What you need to do: Filter the entries below, keeping every line that has the word "regadío".

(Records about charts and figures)
##########

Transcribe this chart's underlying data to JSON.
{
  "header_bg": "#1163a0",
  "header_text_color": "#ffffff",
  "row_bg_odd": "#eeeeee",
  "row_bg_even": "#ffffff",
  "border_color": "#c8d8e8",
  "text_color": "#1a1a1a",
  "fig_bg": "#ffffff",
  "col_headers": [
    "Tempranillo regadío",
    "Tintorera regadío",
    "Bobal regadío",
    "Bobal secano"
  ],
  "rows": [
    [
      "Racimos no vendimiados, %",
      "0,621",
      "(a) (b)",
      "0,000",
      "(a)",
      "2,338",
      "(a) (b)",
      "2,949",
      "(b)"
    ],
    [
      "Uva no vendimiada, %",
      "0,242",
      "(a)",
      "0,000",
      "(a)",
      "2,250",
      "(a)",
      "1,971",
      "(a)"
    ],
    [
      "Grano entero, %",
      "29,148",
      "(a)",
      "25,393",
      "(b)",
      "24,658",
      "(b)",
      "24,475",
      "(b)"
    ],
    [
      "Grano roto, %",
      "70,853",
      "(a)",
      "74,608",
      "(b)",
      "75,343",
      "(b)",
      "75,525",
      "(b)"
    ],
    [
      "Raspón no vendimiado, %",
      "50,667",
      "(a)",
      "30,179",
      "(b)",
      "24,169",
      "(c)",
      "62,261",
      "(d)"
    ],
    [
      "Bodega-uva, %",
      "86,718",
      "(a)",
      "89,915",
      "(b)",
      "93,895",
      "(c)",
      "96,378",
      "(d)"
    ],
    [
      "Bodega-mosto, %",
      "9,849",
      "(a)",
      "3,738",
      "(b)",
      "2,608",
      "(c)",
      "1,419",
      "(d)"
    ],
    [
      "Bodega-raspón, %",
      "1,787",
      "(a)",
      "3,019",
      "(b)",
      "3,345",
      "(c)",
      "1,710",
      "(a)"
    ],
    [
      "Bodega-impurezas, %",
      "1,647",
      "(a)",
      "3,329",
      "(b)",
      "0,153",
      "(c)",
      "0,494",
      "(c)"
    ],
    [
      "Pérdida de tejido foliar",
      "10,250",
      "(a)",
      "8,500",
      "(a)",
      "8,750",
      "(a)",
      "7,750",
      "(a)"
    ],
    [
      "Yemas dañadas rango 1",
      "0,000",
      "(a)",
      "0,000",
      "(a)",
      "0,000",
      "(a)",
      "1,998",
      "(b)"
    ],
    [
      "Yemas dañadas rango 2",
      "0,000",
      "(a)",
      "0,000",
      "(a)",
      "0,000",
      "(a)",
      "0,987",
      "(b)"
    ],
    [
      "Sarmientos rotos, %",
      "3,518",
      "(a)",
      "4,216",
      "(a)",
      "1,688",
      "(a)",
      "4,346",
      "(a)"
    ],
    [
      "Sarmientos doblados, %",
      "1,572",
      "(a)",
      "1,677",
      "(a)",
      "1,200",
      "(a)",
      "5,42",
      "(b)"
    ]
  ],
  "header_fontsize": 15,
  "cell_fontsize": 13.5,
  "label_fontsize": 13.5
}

##########

Response to this exercise:
    "Tempranillo regadío",
    "Tintorera regadío",
    "Bobal regadío",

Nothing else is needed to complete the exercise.